PROBLEM: Work out how many lines hold the string "Temperature". The answer is a single number, nothing more.
+ + +
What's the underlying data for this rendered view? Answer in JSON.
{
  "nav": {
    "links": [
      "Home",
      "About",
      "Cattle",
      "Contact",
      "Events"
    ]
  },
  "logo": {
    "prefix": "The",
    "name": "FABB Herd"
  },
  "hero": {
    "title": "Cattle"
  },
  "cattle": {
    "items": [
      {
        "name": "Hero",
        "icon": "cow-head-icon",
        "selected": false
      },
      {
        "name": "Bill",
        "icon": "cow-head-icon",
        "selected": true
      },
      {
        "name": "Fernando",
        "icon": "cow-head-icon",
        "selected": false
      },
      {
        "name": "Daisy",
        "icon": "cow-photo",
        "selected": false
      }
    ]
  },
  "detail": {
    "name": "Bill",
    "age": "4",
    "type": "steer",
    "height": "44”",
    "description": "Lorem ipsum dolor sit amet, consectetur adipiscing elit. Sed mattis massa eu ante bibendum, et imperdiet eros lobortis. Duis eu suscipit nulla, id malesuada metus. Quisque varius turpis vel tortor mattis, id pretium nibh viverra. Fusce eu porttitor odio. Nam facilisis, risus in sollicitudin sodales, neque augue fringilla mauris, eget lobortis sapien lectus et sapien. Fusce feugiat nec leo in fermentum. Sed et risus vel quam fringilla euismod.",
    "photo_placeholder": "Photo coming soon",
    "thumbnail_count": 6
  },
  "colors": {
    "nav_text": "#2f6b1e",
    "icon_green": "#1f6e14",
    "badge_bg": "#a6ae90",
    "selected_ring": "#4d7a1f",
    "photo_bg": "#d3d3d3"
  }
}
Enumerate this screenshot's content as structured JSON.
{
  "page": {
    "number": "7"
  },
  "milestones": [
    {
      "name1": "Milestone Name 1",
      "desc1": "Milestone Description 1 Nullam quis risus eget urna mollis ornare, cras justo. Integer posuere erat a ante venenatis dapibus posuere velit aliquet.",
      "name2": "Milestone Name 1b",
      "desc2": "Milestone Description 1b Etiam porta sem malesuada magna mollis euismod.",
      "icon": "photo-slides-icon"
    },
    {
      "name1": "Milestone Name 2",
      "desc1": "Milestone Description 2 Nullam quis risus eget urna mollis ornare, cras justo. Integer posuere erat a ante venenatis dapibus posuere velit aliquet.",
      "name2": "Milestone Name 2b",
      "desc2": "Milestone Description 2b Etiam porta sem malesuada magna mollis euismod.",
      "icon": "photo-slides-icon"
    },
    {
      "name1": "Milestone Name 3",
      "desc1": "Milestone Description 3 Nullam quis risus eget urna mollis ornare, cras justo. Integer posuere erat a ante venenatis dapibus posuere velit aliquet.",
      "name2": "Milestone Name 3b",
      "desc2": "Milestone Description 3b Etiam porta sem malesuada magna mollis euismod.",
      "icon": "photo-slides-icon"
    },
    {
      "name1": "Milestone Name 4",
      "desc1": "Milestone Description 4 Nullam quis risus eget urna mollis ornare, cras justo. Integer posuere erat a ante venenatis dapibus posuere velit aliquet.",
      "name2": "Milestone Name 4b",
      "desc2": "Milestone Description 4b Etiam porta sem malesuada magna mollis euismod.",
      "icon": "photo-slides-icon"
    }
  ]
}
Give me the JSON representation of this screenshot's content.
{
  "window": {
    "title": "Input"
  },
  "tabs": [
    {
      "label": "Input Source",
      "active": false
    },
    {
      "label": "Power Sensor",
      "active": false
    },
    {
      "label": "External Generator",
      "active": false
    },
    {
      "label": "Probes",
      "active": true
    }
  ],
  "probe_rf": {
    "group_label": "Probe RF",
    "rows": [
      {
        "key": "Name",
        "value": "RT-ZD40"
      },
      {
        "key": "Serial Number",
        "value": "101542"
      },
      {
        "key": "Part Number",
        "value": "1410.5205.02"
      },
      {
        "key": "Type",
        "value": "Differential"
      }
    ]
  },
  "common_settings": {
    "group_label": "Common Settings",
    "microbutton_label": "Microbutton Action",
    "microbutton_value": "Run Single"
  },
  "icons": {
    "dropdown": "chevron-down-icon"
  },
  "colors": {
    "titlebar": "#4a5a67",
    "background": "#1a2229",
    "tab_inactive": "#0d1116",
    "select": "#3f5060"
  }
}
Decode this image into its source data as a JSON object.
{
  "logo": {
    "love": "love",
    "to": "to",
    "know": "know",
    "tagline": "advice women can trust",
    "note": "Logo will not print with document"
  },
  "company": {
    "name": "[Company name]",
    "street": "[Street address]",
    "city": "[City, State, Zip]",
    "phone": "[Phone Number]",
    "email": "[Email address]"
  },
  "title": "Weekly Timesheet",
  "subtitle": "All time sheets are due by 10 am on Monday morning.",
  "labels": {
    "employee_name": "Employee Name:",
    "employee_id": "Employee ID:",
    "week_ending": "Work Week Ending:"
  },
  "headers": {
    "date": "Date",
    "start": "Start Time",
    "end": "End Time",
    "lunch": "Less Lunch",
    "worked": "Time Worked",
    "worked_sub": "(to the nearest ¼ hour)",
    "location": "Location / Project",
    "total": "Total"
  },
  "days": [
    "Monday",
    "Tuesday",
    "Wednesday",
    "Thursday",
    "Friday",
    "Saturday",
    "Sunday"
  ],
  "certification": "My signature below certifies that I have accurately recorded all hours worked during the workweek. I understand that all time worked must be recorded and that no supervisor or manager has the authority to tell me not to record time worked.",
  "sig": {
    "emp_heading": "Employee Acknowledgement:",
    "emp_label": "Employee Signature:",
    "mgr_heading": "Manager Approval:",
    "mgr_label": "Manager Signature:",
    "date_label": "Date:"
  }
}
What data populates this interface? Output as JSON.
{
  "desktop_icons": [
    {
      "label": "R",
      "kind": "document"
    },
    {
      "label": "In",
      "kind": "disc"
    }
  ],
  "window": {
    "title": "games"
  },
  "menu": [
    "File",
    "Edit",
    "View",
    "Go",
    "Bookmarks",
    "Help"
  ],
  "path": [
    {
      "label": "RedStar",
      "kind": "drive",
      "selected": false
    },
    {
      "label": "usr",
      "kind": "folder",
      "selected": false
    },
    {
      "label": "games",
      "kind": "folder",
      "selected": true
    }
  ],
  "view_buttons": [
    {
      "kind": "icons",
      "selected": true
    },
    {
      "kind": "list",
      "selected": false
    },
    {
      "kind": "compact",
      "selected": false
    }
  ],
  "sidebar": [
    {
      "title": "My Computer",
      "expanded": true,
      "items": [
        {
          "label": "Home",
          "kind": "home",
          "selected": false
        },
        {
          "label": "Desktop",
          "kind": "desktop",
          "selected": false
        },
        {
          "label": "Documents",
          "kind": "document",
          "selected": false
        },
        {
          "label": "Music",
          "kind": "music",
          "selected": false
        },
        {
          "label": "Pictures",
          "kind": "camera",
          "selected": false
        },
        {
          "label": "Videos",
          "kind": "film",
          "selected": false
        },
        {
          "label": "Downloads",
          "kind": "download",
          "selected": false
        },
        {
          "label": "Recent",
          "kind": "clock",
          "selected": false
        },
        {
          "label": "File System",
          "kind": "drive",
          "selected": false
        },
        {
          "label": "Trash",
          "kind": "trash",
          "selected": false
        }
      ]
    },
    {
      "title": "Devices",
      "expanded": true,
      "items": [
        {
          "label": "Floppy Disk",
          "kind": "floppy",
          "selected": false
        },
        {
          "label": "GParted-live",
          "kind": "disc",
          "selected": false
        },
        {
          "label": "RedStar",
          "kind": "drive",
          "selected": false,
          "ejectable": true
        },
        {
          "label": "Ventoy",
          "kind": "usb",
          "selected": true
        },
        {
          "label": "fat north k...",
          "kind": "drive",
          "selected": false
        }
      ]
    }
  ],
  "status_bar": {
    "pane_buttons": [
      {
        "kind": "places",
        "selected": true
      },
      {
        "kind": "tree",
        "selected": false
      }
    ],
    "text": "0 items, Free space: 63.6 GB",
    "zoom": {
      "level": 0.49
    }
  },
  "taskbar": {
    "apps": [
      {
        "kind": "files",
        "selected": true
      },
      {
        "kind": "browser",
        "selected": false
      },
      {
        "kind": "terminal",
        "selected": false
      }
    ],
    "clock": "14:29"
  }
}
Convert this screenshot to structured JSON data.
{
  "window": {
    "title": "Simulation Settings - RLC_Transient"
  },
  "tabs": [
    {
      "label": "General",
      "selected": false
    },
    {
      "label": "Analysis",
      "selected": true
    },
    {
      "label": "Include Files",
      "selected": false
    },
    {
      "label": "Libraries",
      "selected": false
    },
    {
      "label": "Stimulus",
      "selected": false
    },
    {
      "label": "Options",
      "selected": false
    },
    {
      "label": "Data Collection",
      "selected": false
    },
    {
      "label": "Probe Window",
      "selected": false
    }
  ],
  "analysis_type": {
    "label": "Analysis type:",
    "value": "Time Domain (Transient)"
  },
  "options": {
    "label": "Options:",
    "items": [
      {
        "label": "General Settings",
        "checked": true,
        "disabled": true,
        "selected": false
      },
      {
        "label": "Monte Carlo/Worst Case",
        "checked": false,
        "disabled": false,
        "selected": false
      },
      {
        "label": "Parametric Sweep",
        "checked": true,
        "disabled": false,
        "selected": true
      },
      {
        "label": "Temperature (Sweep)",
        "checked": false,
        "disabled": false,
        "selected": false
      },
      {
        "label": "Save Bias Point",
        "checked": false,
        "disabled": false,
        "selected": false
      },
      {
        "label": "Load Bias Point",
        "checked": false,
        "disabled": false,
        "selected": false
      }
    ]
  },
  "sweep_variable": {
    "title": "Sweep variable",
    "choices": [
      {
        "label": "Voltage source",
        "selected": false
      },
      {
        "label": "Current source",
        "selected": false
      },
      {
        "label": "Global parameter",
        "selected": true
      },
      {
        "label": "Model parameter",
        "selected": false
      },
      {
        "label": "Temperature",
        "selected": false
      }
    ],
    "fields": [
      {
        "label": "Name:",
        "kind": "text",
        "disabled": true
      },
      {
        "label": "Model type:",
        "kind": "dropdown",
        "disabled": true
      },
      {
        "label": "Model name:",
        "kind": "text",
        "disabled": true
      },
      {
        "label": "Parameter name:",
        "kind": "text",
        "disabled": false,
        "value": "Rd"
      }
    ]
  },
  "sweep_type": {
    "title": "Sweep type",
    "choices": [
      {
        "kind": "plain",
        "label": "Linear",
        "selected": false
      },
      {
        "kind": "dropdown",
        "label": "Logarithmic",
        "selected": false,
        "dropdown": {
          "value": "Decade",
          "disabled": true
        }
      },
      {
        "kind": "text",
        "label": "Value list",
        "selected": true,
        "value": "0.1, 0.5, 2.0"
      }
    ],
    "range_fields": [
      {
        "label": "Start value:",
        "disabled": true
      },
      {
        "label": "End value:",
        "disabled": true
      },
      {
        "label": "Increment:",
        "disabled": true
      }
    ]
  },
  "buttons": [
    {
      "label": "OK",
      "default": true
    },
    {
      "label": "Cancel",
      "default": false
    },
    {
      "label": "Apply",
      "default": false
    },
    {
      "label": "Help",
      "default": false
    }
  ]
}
+ + +
SOLUTION TO THE PROBLEM: 2